Stored data:
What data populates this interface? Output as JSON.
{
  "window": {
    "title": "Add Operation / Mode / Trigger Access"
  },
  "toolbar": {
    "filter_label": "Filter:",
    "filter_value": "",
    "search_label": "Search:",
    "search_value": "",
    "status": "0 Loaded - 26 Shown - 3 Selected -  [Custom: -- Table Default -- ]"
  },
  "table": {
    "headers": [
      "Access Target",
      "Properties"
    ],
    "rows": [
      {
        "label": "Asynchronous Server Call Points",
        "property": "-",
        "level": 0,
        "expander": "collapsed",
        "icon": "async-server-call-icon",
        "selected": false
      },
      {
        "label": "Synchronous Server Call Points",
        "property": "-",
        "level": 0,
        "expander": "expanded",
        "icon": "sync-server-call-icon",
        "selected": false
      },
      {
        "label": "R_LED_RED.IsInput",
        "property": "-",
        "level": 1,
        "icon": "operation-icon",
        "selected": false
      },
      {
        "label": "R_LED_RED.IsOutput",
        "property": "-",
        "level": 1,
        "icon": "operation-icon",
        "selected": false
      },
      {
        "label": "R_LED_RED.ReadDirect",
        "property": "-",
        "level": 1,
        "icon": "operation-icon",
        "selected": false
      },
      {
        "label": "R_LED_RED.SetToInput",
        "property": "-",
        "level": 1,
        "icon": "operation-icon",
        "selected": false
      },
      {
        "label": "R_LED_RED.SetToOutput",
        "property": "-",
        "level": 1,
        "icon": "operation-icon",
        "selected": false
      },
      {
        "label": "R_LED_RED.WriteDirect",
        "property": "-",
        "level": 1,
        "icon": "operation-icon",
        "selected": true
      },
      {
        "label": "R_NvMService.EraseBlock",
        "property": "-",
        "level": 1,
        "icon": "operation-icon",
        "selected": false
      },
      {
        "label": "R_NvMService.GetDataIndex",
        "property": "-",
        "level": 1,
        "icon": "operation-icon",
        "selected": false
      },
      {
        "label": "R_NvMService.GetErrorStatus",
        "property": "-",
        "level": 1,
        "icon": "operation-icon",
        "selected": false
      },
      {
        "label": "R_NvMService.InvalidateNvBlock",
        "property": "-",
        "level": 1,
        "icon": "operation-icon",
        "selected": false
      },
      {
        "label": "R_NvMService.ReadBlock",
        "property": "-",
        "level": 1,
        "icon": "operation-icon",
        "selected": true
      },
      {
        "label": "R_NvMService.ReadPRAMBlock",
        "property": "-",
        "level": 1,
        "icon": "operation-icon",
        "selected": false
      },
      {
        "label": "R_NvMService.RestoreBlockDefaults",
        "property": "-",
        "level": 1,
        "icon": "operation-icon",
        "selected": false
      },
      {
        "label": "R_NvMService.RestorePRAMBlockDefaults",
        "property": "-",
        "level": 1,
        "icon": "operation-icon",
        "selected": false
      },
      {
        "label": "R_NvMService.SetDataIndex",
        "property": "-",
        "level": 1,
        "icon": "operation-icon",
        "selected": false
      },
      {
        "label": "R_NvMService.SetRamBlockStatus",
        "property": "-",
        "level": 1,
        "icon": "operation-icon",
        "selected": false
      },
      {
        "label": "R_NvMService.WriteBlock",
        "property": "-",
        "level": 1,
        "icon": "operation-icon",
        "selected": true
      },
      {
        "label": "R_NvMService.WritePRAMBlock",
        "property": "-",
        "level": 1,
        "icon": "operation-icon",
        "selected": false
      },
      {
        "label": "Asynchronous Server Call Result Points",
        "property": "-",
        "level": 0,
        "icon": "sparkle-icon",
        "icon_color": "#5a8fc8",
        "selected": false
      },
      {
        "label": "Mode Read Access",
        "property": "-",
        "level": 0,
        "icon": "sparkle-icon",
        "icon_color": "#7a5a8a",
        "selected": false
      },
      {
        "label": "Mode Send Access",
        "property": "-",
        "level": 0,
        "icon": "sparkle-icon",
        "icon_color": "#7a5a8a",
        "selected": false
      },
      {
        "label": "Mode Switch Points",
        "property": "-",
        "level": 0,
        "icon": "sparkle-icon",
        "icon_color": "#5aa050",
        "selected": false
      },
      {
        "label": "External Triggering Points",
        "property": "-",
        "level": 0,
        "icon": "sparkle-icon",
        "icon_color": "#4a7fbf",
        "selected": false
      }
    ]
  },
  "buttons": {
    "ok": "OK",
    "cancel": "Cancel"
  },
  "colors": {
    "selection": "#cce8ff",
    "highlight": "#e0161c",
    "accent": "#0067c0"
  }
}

> TASK GOAL
Search the entries for the word "Access" and gather every line where it appears.

> OUTPUT FOR THIS TASK
    "title": "Add Operation / Mode / Trigger Access"
      "Access Target",
        "label": "Mode Read Access",
        "label": "Mode Send Access",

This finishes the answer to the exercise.